Every entry should be repeated exactly. Omit the pictures.

= = = = = = =

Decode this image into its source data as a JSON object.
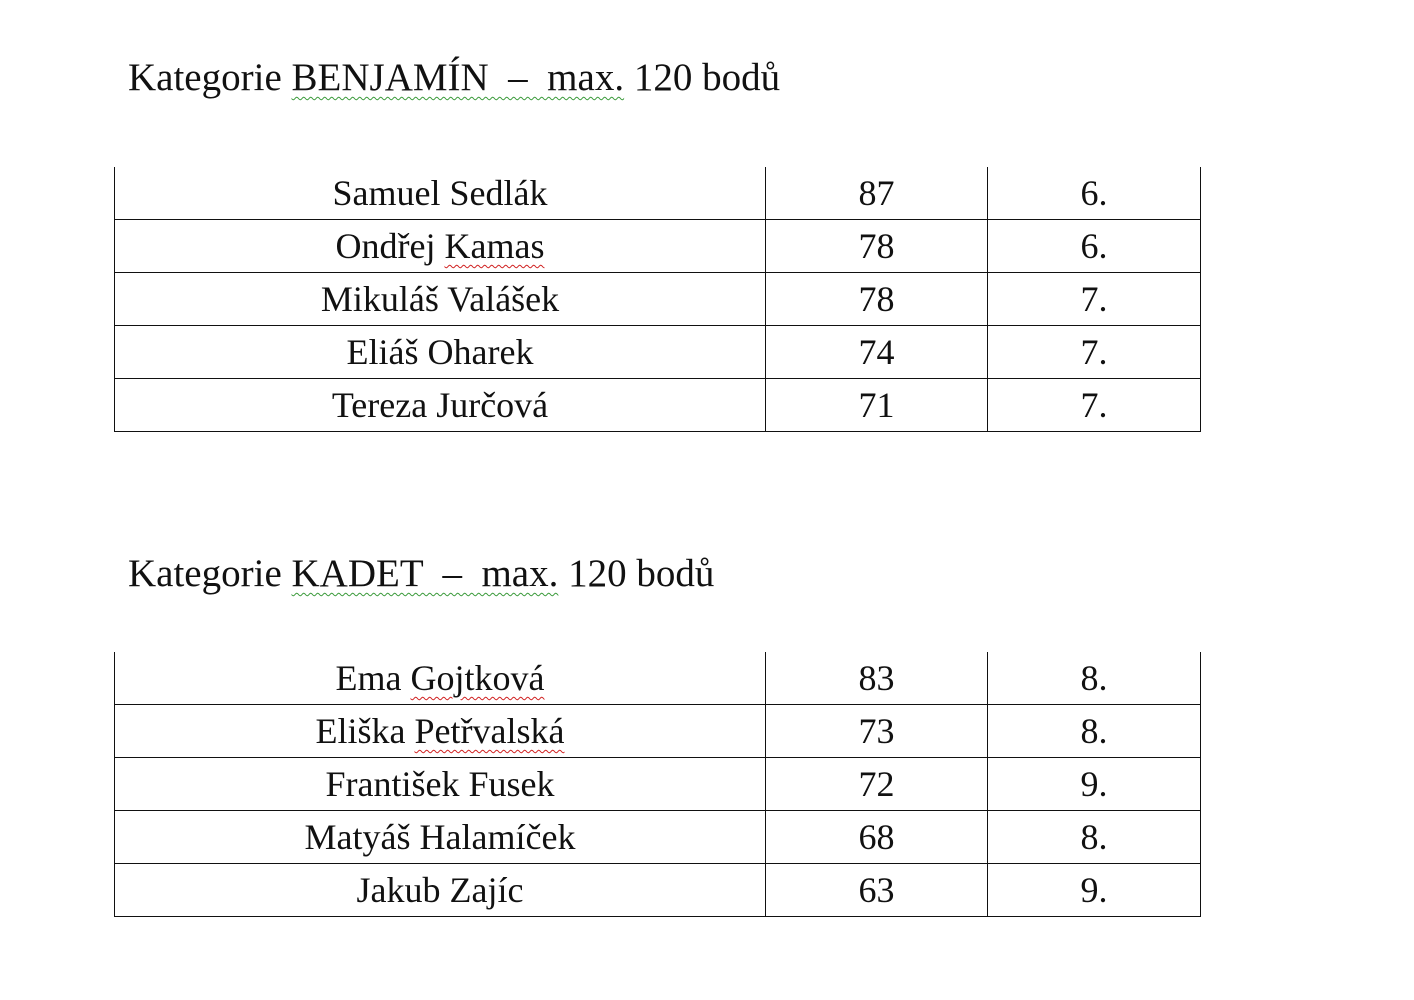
{
  "sections": [
    {
      "heading": {
        "prefix": "Kategorie ",
        "category": "BENJAMÍN  –  max.",
        "suffix": " 120 bodů"
      },
      "rows": [
        {
          "name": "Samuel Sedlák",
          "points": "87",
          "grade": "6."
        },
        {
          "name": "Ondřej Kamas",
          "points": "78",
          "grade": "6."
        },
        {
          "name": "Mikuláš Valášek",
          "points": "78",
          "grade": "7."
        },
        {
          "name": "Eliáš Oharek",
          "points": "74",
          "grade": "7."
        },
        {
          "name": "Tereza Jurčová",
          "points": "71",
          "grade": "7."
        }
      ]
    },
    {
      "heading": {
        "prefix": "Kategorie ",
        "category": "KADET  –  max.",
        "suffix": " 120 bodů"
      },
      "rows": [
        {
          "name": "Ema Gojtková",
          "points": "83",
          "grade": "8."
        },
        {
          "name": "Eliška Petřvalská",
          "points": "73",
          "grade": "8."
        },
        {
          "name": "František Fusek",
          "points": "72",
          "grade": "9."
        },
        {
          "name": "Matyáš Halamíček",
          "points": "68",
          "grade": "8."
        },
        {
          "name": "Jakub Zajíc",
          "points": "63",
          "grade": "9."
        }
      ]
    }
  ],
  "spellcheck_flagged_words": [
    "Kamas",
    "Gojtková",
    "Petřvalská"
  ],
  "colors": {
    "grammar_underline": "#3a9a3a",
    "spelling_underline": "#d02020"
  }
}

= = = = = = =

:: Exercise solution ::
Decode this image into its source data as a JSON object.
{
  "sections": [
    {
      "heading": {
        "prefix": "Kategorie ",
        "category": "BENJAMÍN  –  max.",
        "suffix": " 120 bodů"
      },
      "rows": [
        {
          "name": "Samuel Sedlák",
          "points": "87",
          "grade": "6."
        },
        {
          "name": "Ondřej Kamas",
          "points": "78",
          "grade": "6."
        },
        {
          "name": "Mikuláš Valášek",
          "points": "78",
          "grade": "7."
        },
        {
          "name": "Eliáš Oharek",
          "points": "74",
          "grade": "7."
        },
        {
          "name": "Tereza Jurčová",
          "points": "71",
          "grade": "7."
        }
      ]
    },
    {
      "heading": {
        "prefix": "Kategorie ",
        "category": "KADET  –  max.",
        "suffix": " 120 bodů"
      },
      "rows": [
        {
          "name": "Ema Gojtková",
          "points": "83",
          "grade": "8."
        },
        {
          "name": "Eliška Petřvalská",
          "points": "73",
          "grade": "8."
        },
        {
          "name": "František Fusek",
          "points": "72",
          "grade": "9."
        },
        {
          "name": "Matyáš Halamíček",
          "points": "68",
          "grade": "8."
        },
        {
          "name": "Jakub Zajíc",
          "points": "63",
          "grade": "9."
        }
      ]
    }
  ],
  "spellcheck_flagged_words": [
    "Kamas",
    "Gojtková",
    "Petřvalská"
  ],
  "colors": {
    "grammar_underline": "#3a9a3a",
    "spelling_underline": "#d02020"
  }
}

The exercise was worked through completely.